**ИСТОЧНИК**.
□ □ □ □

«Всех обезоружил НЭП»

Вторая часть большого интервью с Натальей Громовой.

Как советские писатели безуспешно искали новую идентичность в поездках на Беломорканал и почему у них ничего не вышло. Об этом и многом другом читайте во второй части интервью с историком литературы Натальей Громовой. 


— Я хотел задать несколько вопросов про конкретику книжек. Есть такая книга Михаила Золотоносова, которая выходила в «НЛО», — «Гадюшник», сборник документов писательских организаций. И у меня есть ощущение, что, когда среднестатистическому начитанному человеку, которому интересно это время, говорят «советские писатели 1930–1940-х годов», он представляет себе примерно такую картину, которую на этих документах демонстрирует Золотоносов. То есть картину морального распада, того, как люди сражаются друг с другом за власть внутри системы. В общем, как кажется, картина очевидным образом несколько сложнее.

— Безусловно. Там еще странные фрейдистские комментарии, очень частые. Вдруг начинается такой психоанализ, что ты думаешь: «Боже мой, мне вот этого здесь не надо».

— Как вам кажется, можно ли говорить о существовании этого сообщества «советские писатели тридцатых годов»? Что это было за сообщество и по каким законам оно существовало?

□ □ □ □

[Аннотации элементов макета]
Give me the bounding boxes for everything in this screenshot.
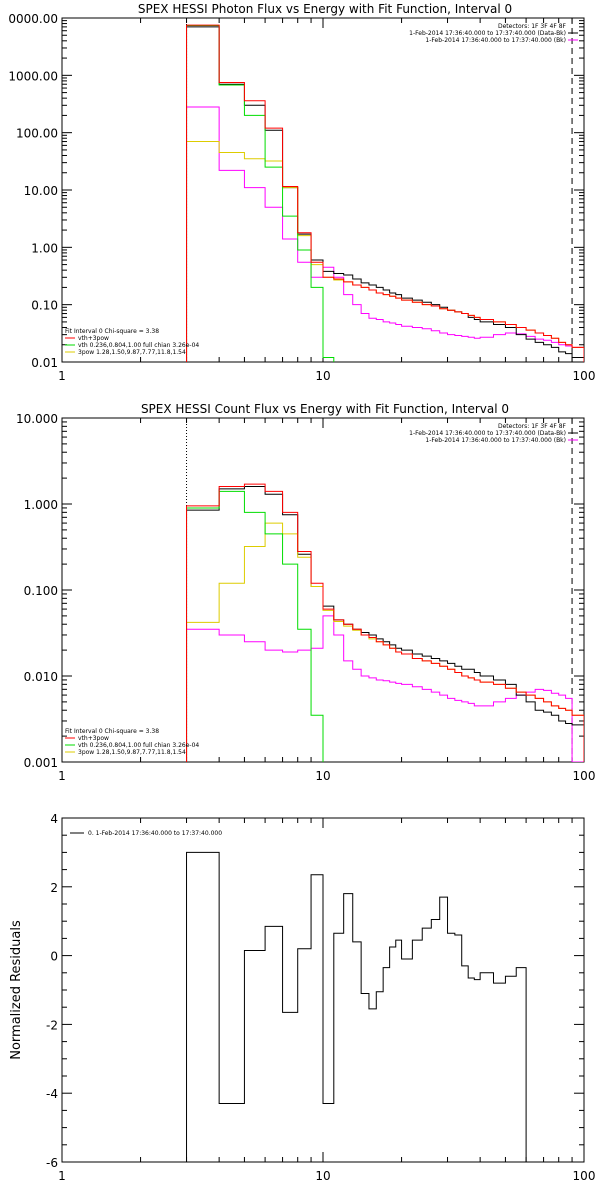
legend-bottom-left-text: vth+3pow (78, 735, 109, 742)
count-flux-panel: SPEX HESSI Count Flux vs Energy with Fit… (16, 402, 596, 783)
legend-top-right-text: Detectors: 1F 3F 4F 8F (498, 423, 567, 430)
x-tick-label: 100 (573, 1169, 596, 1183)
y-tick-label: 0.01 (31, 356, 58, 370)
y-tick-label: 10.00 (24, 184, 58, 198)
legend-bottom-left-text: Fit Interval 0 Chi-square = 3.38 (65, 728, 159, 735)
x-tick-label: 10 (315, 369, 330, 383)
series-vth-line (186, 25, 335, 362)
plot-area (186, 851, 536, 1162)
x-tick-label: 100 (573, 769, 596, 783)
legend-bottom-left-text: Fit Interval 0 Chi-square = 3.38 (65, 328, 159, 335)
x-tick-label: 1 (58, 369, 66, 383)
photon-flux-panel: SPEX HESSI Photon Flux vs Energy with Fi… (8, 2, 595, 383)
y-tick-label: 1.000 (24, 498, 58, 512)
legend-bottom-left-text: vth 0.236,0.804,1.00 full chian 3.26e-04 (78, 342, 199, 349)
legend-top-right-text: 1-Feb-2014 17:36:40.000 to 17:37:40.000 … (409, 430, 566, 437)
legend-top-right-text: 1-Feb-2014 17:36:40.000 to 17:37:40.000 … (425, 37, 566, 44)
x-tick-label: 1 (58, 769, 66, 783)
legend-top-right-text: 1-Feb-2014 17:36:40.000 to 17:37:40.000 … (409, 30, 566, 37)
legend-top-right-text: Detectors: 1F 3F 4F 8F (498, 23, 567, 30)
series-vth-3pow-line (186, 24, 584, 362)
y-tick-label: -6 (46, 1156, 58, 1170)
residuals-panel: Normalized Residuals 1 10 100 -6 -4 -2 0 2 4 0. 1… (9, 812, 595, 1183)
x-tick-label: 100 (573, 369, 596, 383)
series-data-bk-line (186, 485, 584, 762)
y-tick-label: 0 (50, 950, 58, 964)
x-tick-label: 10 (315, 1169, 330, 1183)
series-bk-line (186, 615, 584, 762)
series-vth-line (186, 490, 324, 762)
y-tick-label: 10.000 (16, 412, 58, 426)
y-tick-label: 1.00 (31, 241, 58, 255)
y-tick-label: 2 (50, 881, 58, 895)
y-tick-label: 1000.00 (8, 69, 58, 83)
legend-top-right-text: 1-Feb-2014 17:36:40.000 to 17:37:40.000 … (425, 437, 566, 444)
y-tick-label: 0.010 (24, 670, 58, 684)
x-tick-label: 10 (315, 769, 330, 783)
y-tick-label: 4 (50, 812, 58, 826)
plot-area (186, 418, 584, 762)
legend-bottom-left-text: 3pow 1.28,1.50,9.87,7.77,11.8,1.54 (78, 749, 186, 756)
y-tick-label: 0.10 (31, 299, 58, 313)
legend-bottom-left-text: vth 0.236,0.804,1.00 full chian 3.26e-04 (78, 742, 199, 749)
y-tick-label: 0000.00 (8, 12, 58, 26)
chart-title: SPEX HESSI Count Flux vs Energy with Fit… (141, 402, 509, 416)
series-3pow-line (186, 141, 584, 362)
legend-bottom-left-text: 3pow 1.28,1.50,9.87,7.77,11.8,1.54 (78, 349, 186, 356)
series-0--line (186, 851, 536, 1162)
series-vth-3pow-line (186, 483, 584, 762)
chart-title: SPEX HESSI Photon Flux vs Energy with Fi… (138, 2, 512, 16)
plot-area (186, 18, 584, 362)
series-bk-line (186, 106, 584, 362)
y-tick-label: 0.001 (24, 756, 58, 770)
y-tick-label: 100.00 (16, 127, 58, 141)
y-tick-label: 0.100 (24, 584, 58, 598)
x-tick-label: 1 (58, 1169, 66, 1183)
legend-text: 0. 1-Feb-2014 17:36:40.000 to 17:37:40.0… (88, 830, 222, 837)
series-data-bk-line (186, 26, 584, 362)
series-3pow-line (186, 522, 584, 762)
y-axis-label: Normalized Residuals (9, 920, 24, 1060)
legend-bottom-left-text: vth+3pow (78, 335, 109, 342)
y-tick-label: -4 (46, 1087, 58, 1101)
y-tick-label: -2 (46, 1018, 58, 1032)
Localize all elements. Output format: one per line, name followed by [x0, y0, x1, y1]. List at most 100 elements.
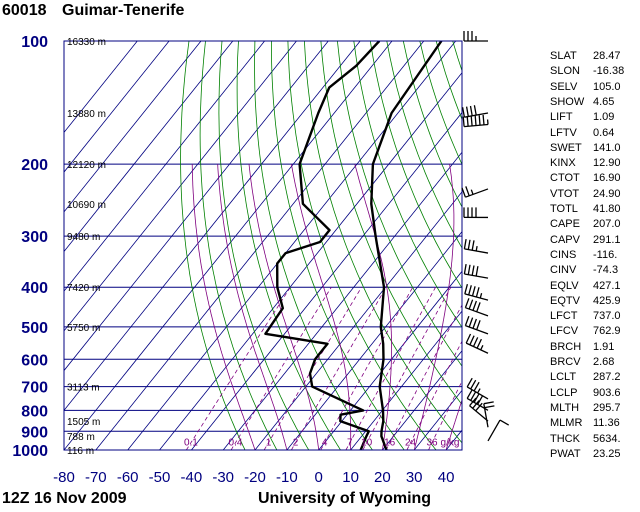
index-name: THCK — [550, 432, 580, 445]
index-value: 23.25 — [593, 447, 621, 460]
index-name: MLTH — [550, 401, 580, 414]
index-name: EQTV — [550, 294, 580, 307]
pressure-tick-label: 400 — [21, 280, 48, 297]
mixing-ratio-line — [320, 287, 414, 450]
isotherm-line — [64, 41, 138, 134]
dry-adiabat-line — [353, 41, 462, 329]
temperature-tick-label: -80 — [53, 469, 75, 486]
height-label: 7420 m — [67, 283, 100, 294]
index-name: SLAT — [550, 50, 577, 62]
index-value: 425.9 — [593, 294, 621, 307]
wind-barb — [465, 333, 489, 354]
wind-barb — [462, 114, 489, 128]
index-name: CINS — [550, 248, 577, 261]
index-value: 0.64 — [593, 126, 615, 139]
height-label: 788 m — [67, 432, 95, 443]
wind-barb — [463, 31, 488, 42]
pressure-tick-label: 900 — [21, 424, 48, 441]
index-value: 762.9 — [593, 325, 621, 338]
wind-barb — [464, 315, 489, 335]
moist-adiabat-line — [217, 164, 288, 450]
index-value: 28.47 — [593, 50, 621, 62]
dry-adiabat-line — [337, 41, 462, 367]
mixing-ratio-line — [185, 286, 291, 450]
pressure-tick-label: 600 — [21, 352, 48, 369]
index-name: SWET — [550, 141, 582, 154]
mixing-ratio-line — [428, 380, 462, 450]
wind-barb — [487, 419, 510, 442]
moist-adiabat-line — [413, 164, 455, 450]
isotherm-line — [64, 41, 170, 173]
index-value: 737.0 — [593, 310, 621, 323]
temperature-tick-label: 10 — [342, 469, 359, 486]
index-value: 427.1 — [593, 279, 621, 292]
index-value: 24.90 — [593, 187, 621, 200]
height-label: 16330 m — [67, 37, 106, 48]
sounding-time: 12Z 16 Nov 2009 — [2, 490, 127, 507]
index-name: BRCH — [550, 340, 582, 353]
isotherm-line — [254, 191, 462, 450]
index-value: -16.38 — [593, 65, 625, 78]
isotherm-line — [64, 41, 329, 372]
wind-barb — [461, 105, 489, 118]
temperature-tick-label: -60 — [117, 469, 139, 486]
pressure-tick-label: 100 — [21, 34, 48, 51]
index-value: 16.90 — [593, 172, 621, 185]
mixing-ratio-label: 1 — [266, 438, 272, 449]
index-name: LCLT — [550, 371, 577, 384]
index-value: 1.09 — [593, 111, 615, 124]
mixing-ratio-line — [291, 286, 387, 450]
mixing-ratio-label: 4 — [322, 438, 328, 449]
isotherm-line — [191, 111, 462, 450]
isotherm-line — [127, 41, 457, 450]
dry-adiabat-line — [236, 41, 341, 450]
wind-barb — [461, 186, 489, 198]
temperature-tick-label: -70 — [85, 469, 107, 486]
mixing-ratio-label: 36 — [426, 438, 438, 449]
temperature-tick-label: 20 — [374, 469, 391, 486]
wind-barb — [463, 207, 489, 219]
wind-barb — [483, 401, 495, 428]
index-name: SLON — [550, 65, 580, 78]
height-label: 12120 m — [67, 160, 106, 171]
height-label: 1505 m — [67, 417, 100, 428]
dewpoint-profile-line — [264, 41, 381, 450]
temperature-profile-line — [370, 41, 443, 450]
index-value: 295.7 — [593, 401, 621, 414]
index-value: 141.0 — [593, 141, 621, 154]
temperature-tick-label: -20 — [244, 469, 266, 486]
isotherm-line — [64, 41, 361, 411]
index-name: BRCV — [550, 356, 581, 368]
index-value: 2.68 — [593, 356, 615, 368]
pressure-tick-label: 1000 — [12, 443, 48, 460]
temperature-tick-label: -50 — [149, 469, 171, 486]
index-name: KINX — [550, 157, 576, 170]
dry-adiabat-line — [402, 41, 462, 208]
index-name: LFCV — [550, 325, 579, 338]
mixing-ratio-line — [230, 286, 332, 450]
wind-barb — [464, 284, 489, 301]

□ □ □ □

**ЗАДАНИЯ ДЛЯ РАБОТЫ**.
[1] Согласуются ли с интервью следующие утверждения: (а) во второй части интервью говорится о поездках советских писателей на Беломорканал; (б) Наталья Громова — историк литературы; (в) фрейдистские комментарии в книге Золотоносова встречаются редко? Для каждого ответьте «да» или «нет» и дословно приведите решающие слова интервью.
[2] Перепишите из интервью без изменений отрывок от слов «Вторая часть большого» до слов «образом несколько сложнее.» включительно.

**ОТВЕТЫ К ЗАДАНИЯМ**.
[1]
(а) Да: «Как советские писатели безуспешно искали новую идентичность в поездках на Беломорканал».
(б) Да: «с историком литературы Натальей Громовой».
(в) Нет: «Там еще странные фрейдистские комментарии, очень частые».

[2]
Вторая часть большого интервью с Натальей Громовой.

Как советские писатели безуспешно искали новую идентичность в поездках на Беломорканал и почему у них ничего не вышло. Об этом и многом другом читайте во второй части интервью с историком литературы Натальей Громовой. 


— Я хотел задать несколько вопросов про конкретику книжек. Есть такая книга Михаила Золотоносова, которая выходила в «НЛО», — «Гадюшник», сборник документов писательских организаций. И у меня есть ощущение, что, когда среднестатистическому начитанному человеку, которому интересно это время, говорят «советские писатели 1930–1940-х годов», он представляет себе примерно такую картину, которую на этих документах демонстрирует Золотоносов. То есть картину морального распада, того, как люди сражаются друг с другом за власть внутри системы. В общем, как кажется, картина очевидным образом несколько сложнее.